Labeled box records:
[START]

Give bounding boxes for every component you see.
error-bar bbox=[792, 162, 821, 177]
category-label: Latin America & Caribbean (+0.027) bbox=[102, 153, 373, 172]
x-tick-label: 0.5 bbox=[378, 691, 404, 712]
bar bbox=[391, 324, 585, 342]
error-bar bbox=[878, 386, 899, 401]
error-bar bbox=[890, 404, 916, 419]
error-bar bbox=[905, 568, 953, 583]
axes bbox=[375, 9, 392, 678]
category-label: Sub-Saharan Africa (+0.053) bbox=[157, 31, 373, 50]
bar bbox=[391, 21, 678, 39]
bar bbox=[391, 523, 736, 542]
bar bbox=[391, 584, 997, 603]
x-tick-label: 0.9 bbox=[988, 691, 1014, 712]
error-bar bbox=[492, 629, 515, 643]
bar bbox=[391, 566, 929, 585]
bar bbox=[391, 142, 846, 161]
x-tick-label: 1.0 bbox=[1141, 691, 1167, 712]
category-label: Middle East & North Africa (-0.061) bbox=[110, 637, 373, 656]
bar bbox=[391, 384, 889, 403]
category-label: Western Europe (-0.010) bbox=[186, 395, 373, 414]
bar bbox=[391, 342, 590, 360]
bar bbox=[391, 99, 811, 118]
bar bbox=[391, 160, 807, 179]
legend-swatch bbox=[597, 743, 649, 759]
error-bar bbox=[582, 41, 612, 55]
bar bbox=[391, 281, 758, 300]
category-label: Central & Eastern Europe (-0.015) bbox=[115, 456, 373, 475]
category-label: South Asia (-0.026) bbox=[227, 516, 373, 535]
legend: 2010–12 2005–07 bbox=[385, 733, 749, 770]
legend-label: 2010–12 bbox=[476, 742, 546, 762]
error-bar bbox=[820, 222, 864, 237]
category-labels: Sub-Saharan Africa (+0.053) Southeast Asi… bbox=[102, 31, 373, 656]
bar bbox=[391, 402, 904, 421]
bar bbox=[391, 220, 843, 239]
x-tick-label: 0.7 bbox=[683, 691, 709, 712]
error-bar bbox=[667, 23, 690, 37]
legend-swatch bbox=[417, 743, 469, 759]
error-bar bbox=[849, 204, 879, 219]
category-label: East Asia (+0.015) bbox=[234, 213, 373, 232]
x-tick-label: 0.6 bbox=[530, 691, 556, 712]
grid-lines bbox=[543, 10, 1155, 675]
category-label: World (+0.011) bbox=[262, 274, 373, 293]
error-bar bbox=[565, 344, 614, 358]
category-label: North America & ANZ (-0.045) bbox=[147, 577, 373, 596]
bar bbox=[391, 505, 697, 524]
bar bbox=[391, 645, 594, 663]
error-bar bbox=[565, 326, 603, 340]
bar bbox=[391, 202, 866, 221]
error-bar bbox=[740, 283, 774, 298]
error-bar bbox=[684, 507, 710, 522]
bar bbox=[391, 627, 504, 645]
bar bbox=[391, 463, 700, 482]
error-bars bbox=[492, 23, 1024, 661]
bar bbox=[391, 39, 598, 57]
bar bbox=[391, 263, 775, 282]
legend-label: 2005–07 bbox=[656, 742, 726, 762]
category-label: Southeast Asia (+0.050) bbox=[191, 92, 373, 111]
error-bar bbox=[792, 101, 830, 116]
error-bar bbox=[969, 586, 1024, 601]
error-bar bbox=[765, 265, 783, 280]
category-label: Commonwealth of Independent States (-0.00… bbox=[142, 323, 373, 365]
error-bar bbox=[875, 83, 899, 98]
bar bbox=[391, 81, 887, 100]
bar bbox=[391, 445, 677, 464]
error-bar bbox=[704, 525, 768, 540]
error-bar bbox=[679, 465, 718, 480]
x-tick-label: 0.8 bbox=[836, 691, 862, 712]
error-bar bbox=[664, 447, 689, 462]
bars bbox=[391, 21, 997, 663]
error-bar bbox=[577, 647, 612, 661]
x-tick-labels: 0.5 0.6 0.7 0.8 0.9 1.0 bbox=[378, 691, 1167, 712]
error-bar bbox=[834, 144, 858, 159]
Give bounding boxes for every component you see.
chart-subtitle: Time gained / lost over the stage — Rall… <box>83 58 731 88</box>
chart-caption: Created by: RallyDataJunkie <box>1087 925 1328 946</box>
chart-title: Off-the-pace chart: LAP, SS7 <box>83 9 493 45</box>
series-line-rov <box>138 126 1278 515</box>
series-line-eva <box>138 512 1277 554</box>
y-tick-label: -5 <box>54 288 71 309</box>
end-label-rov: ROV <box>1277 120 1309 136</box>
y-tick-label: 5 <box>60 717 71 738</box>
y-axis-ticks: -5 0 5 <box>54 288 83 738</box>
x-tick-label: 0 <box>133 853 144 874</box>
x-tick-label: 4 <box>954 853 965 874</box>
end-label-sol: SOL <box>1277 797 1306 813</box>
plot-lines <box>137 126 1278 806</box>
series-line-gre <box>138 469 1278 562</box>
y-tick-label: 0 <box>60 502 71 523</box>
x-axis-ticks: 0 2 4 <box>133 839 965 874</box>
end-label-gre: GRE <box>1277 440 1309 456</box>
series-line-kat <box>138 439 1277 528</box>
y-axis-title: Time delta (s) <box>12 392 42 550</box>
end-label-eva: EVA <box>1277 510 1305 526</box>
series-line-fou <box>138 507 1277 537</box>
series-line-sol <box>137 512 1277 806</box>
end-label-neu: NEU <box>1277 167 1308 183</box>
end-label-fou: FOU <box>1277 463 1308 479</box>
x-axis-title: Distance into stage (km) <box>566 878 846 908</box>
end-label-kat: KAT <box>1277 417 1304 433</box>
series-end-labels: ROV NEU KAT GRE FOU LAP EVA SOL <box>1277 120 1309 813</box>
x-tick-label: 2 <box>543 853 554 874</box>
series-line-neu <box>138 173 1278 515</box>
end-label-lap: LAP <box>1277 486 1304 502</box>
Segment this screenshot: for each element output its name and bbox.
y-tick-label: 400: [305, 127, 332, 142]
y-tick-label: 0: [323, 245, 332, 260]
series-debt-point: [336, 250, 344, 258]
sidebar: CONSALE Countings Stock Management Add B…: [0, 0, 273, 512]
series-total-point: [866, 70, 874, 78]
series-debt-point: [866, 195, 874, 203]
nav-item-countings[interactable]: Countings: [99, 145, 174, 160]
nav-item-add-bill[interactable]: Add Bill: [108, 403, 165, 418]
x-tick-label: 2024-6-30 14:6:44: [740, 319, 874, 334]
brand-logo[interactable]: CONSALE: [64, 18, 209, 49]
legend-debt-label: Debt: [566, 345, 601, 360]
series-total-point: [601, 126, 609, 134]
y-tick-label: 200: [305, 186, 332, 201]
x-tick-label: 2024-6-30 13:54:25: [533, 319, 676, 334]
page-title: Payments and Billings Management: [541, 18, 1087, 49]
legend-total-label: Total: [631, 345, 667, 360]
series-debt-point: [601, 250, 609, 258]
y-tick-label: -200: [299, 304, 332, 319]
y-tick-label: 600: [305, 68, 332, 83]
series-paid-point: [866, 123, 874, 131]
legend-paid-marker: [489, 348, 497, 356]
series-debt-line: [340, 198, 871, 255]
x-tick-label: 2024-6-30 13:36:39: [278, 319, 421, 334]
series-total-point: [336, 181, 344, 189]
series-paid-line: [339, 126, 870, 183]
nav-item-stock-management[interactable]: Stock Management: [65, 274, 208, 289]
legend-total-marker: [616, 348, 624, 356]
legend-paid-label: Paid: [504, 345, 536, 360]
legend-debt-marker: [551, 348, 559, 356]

[END]

- Set problem:
Lay out every line of the data above as a Markdown table with the columns "Row" and "Line", numbering the rows and skipping blank lines.

- Expected output:
| Row | Line |
|---|---|
| 1 | Give bounding boxes for every component you see. |
| 2 | error-bar bbox=[792, 162, 821, 177] |
| 3 | category-label: Latin America & Caribbean (+0.027) bbox=[102, 153, 373, 172] |
| 4 | x-tick-label: 0.5 bbox=[378, 691, 404, 712] |
| 5 | bar bbox=[391, 324, 585, 342] |
| 6 | error-bar bbox=[878, 386, 899, 401] |
| 7 | error-bar bbox=[890, 404, 916, 419] |
| 8 | error-bar bbox=[905, 568, 953, 583] |
| 9 | axes bbox=[375, 9, 392, 678] |
| 10 | category-label: Sub-Saharan Africa (+0.053) bbox=[157, 31, 373, 50] |
| 11 | bar bbox=[391, 21, 678, 39] |
| 12 | bar bbox=[391, 523, 736, 542] |
| 13 | bar bbox=[391, 584, 997, 603] |
| 14 | x-tick-label: 0.9 bbox=[988, 691, 1014, 712] |
| 15 | error-bar bbox=[492, 629, 515, 643] |
| 16 | bar bbox=[391, 566, 929, 585] |
| 17 | bar bbox=[391, 142, 846, 161] |
| 18 | x-tick-label: 1.0 bbox=[1141, 691, 1167, 712] |
| 19 | category-label: Middle East & North Africa (-0.061) bbox=[110, 637, 373, 656] |
| 20 | bar bbox=[391, 384, 889, 403] |
| 21 | category-label: Western Europe (-0.010) bbox=[186, 395, 373, 414] |
| 22 | bar bbox=[391, 342, 590, 360] |
| 23 | bar bbox=[391, 99, 811, 118] |
| 24 | bar bbox=[391, 160, 807, 179] |
| 25 | legend-swatch bbox=[597, 743, 649, 759] |
| 26 | error-bar bbox=[582, 41, 612, 55] |
| 27 | bar bbox=[391, 281, 758, 300] |
| 28 | category-label: Central & Eastern Europe (-0.015) bbox=[115, 456, 373, 475] |
| 29 | category-label: South Asia (-0.026) bbox=[227, 516, 373, 535] |
| 30 | legend: 2010–12 2005–07 bbox=[385, 733, 749, 770] |
| 31 | legend-label: 2010–12 bbox=[476, 742, 546, 762] |
| 32 | error-bar bbox=[820, 222, 864, 237] |
| 33 | category-labels: Sub-Saharan Africa (+0.053) Southeast Asi… bbox=[102, 31, 373, 656] |
| 34 | bar bbox=[391, 402, 904, 421] |
| 35 | bar bbox=[391, 220, 843, 239] |
| 36 | x-tick-label: 0.7 bbox=[683, 691, 709, 712] |
| 37 | error-bar bbox=[667, 23, 690, 37] |
| 38 | legend-swatch bbox=[417, 743, 469, 759] |
| 39 | error-bar bbox=[849, 204, 879, 219] |
| 40 | category-label: East Asia (+0.015) bbox=[234, 213, 373, 232] |
| 41 | x-tick-label: 0.6 bbox=[530, 691, 556, 712] |
| 42 | grid-lines bbox=[543, 10, 1155, 675] |
| 43 | category-label: World (+0.011) bbox=[262, 274, 373, 293] |
| 44 | error-bar bbox=[565, 344, 614, 358] |
| 45 | category-label: North America & ANZ (-0.045) bbox=[147, 577, 373, 596] |
| 46 | bar bbox=[391, 505, 697, 524] |
| 47 | bar bbox=[391, 645, 594, 663] |
| 48 | error-bar bbox=[565, 326, 603, 340] |
| 49 | bar bbox=[391, 202, 866, 221] |
| 50 | error-bar bbox=[740, 283, 774, 298] |
| 51 | error-bar bbox=[684, 507, 710, 522] |
| 52 | bar bbox=[391, 627, 504, 645] |
| 53 | bar bbox=[391, 463, 700, 482] |
| 54 | error-bars bbox=[492, 23, 1024, 661] |
| 55 | bar bbox=[391, 39, 598, 57] |
| 56 | bar bbox=[391, 263, 775, 282] |
| 57 | legend-label: 2005–07 bbox=[656, 742, 726, 762] |
| 58 | category-label: Southeast Asia (+0.050) bbox=[191, 92, 373, 111] |
| 59 | error-bar bbox=[792, 101, 830, 116] |
| 60 | error-bar bbox=[969, 586, 1024, 601] |
| 61 | error-bar bbox=[765, 265, 783, 280] |
| 62 | category-label: Commonwealth of Independent States (-0.00… bbox=[142, 323, 373, 365] |
| 63 | error-bar bbox=[875, 83, 899, 98] |
| 64 | bar bbox=[391, 81, 887, 100] |
| 65 | bar bbox=[391, 445, 677, 464] |
| 66 | error-bar bbox=[704, 525, 768, 540] |
| 67 | error-bar bbox=[679, 465, 718, 480] |
| 68 | x-tick-label: 0.8 bbox=[836, 691, 862, 712] |
| 69 | error-bar bbox=[664, 447, 689, 462] |
| 70 | bars bbox=[391, 21, 997, 663] |
| 71 | error-bar bbox=[577, 647, 612, 661] |
| 72 | x-tick-labels: 0.5 0.6 0.7 0.8 0.9 1.0 bbox=[378, 691, 1167, 712] |
| 73 | error-bar bbox=[834, 144, 858, 159] |
| 74 | Give bounding boxes for every component you see. |
| 75 | chart-subtitle: Time gained / lost over the stage — Rall… <box>83 58 731 88</box> |
| 76 | chart-caption: Created by: RallyDataJunkie <box>1087 925 1328 946</box> |
| 77 | chart-title: Off-the-pace chart: LAP, SS7 <box>83 9 493 45</box> |
| 78 | series-line-rov <box>138 126 1278 515</box> |
| 79 | series-line-eva <box>138 512 1277 554</box> |
| 80 | y-tick-label: -5 <box>54 288 71 309</box> |
| 81 | end-label-rov: ROV <box>1277 120 1309 136</box> |
| 82 | y-tick-label: 5 <box>60 717 71 738</box> |
| 83 | y-axis-ticks: -5 0 5 <box>54 288 83 738</box> |
| 84 | x-tick-label: 0 <box>133 853 144 874</box> |
| 85 | x-tick-label: 4 <box>954 853 965 874</box> |
| 86 | end-label-sol: SOL <box>1277 797 1306 813</box> |
| 87 | plot-lines <box>137 126 1278 806</box> |
| 88 | series-line-gre <box>138 469 1278 562</box> |
| 89 | y-tick-label: 0 <box>60 502 71 523</box> |
| 90 | x-axis-ticks: 0 2 4 <box>133 839 965 874</box> |
| 91 | end-label-gre: GRE <box>1277 440 1309 456</box> |
| 92 | series-line-kat <box>138 439 1277 528</box> |
| 93 | y-axis-title: Time delta (s) <box>12 392 42 550</box> |
| 94 | end-label-eva: EVA <box>1277 510 1305 526</box> |
| 95 | series-line-fou <box>138 507 1277 537</box> |
| 96 | series-line-sol <box>137 512 1277 806</box> |
| 97 | end-label-neu: NEU <box>1277 167 1308 183</box> |
| 98 | end-label-fou: FOU <box>1277 463 1308 479</box> |
| 99 | x-axis-title: Distance into stage (km) <box>566 878 846 908</box> |
| 100 | end-label-kat: KAT <box>1277 417 1304 433</box> |
| 101 | series-end-labels: ROV NEU KAT GRE FOU LAP EVA SOL <box>1277 120 1309 813</box> |
| 102 | x-tick-label: 2 <box>543 853 554 874</box> |
| 103 | series-line-neu <box>138 173 1278 515</box> |
| 104 | end-label-lap: LAP <box>1277 486 1304 502</box> |
| 105 | Segment this screenshot: for each element output its name and bbox. |
| 106 | y-tick-label: 400: [305, 127, 332, 142] |
| 107 | y-tick-label: 0: [323, 245, 332, 260] |
| 108 | series-debt-point: [336, 250, 344, 258] |
| 109 | sidebar: CONSALE Countings Stock Management Add B…: [0, 0, 273, 512] |
| 110 | series-total-point: [866, 70, 874, 78] |
| 111 | series-debt-point: [866, 195, 874, 203] |
| 112 | nav-item-countings[interactable]: Countings: [99, 145, 174, 160] |
| 113 | nav-item-add-bill[interactable]: Add Bill: [108, 403, 165, 418] |
| 114 | x-tick-label: 2024-6-30 14:6:44: [740, 319, 874, 334] |
| 115 | brand-logo[interactable]: CONSALE: [64, 18, 209, 49] |
| 116 | legend-debt-label: Debt: [566, 345, 601, 360] |
| 117 | series-total-point: [601, 126, 609, 134] |
| 118 | y-tick-label: 200: [305, 186, 332, 201] |
| 119 | x-tick-label: 2024-6-30 13:54:25: [533, 319, 676, 334] |
| 120 | page-title: Payments and Billings Management: [541, 18, 1087, 49] |
| 121 | legend-total-label: Total: [631, 345, 667, 360] |
| 122 | series-debt-point: [601, 250, 609, 258] |
| 123 | y-tick-label: -200: [299, 304, 332, 319] |
| 124 | y-tick-label: 600: [305, 68, 332, 83] |
| 125 | series-paid-point: [866, 123, 874, 131] |
| 126 | legend-paid-marker: [489, 348, 497, 356] |
| 127 | series-debt-line: [340, 198, 871, 255] |
| 128 | x-tick-label: 2024-6-30 13:36:39: [278, 319, 421, 334] |
| 129 | series-total-point: [336, 181, 344, 189] |
| 130 | series-paid-line: [339, 126, 870, 183] |
| 131 | nav-item-stock-management[interactable]: Stock Management: [65, 274, 208, 289] |
| 132 | legend-total-marker: [616, 348, 624, 356] |
| 133 | legend-paid-label: Paid: [504, 345, 536, 360] |
| 134 | legend-debt-marker: [551, 348, 559, 356] |